* **Given problem**:
Reproduce every record exactly as it appears, but not the pictures.
=======
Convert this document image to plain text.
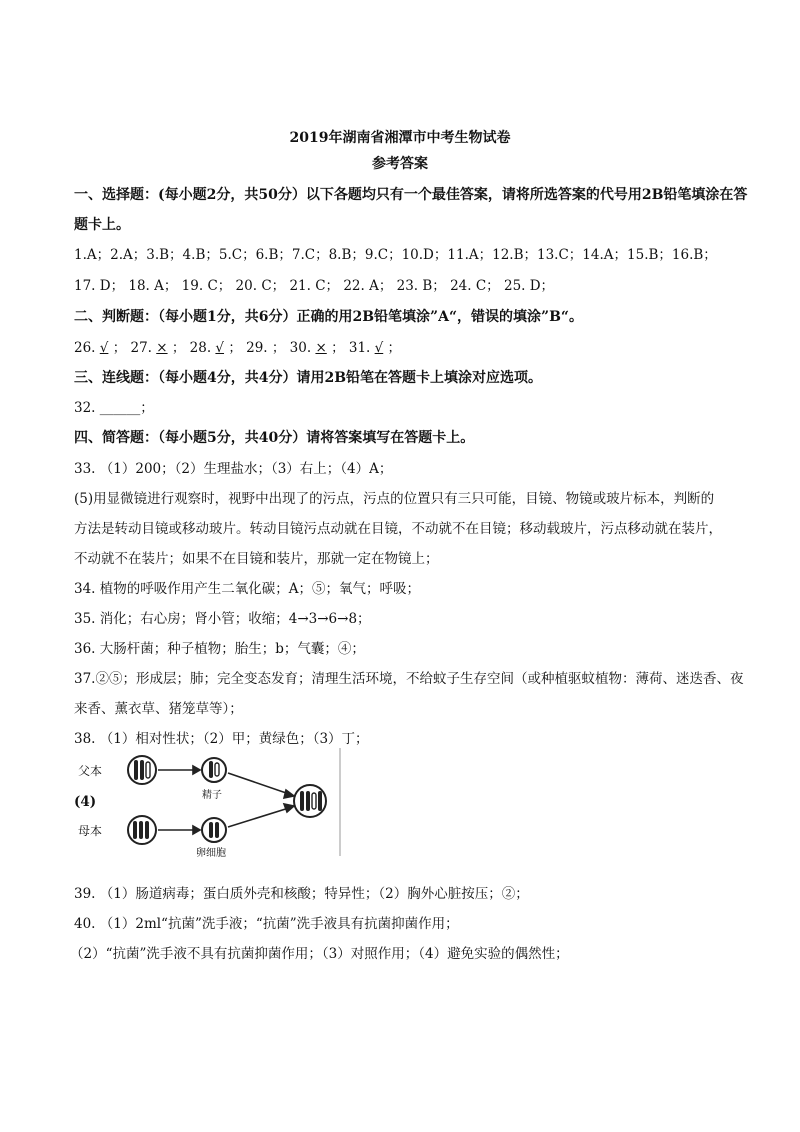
2019年湖南省湘潭市中考生物试卷
参考答案
一、选择题：(每小题2分，共50分）以下各题均只有一个最佳答案，请将所选答案的代号用2B铅笔填涂在答
题卡上。
1.A；2.A；3.B；4.B；5.C；6.B；7.C；8.B；9.C；10.D；11.A；12.B；13.C；14.A；15.B；16.B；
17. D； 18. A； 19. C； 20. C； 21. C； 22. A； 23. B； 24. C； 25. D；
二、判断题：（每小题1分，共6分）正确的用2B铅笔填涂”A“，错误的填涂”B“。
26. √ ； 27. × ； 28. √ ； 29. ； 30. × ； 31. √ ；
三、连线题：（每小题4分，共4分）请用2B铅笔在答题卡上填涂对应选项。
32. ______；
四、简答题：（每小题5分，共40分）请将答案填写在答题卡上。
33. （1）200；（2）生理盐水；（3）右上；（4）A；
(5)用显微镜进行观察时，视野中出现了的污点，污点的位置只有三只可能，目镜、物镜或玻片标本，判断的
方法是转动目镜或移动玻片。转动目镜污点动就在目镜，不动就不在目镜；移动载玻片，污点移动就在装片，
不动就不在装片；如果不在目镜和装片，那就一定在物镜上；
34. 植物的呼吸作用产生二氧化碳；A；⑤；氧气；呼吸；
35. 消化；右心房；肾小管；收缩；4→3→6→8；
36. 大肠杆菌；种子植物；胎生；b；气囊；④；
37.②⑤；形成层；肺；完全变态发育；清理生活环境，不给蚊子生存空间（或种植驱蚊植物：薄荷、迷迭香、夜
来香、薰衣草、猪笼草等）；
38. （1）相对性状；（2）甲；黄绿色；（3）丁；
父本
母本
精子
卵细胞
(4)
39. （1）肠道病毒；蛋白质外壳和核酸；特异性；（2）胸外心脏按压；②；
40. （1）2ml“抗菌”洗手液；“抗菌”洗手液具有抗菌抑菌作用；
（2）“抗菌”洗手液不具有抗菌抑菌作用；（3）对照作用；（4）避免实验的偶然性；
=======
* **Task result**:
Convert this document image to plain text.
2019年湖南省湘潭市中考生物试卷
参考答案
一、选择题：(每小题2分，共50分）以下各题均只有一个最佳答案，请将所选答案的代号用2B铅笔填涂在答
题卡上。
1.A；2.A；3.B；4.B；5.C；6.B；7.C；8.B；9.C；10.D；11.A；12.B；13.C；14.A；15.B；16.B；
17. D； 18. A； 19. C； 20. C； 21. C； 22. A； 23. B； 24. C； 25. D；
二、判断题：（每小题1分，共6分）正确的用2B铅笔填涂”A“，错误的填涂”B“。
26. √ ； 27. × ； 28. √ ； 29. ； 30. × ； 31. √ ；
三、连线题：（每小题4分，共4分）请用2B铅笔在答题卡上填涂对应选项。
32. ______；
四、简答题：（每小题5分，共40分）请将答案填写在答题卡上。
33. （1）200；（2）生理盐水；（3）右上；（4）A；
(5)用显微镜进行观察时，视野中出现了的污点，污点的位置只有三只可能，目镜、物镜或玻片标本，判断的
方法是转动目镜或移动玻片。转动目镜污点动就在目镜，不动就不在目镜；移动载玻片，污点移动就在装片，
不动就不在装片；如果不在目镜和装片，那就一定在物镜上；
34. 植物的呼吸作用产生二氧化碳；A；⑤；氧气；呼吸；
35. 消化；右心房；肾小管；收缩；4→3→6→8；
36. 大肠杆菌；种子植物；胎生；b；气囊；④；
37.②⑤；形成层；肺；完全变态发育；清理生活环境，不给蚊子生存空间（或种植驱蚊植物：薄荷、迷迭香、夜
来香、薰衣草、猪笼草等）；
38. （1）相对性状；（2）甲；黄绿色；（3）丁；
父本
母本
精子
卵细胞
(4)
39. （1）肠道病毒；蛋白质外壳和核酸；特异性；（2）胸外心脏按压；②；
40. （1）2ml“抗菌”洗手液；“抗菌”洗手液具有抗菌抑菌作用；
（2）“抗菌”洗手液不具有抗菌抑菌作用；（3）对照作用；（4）避免实验的偶然性；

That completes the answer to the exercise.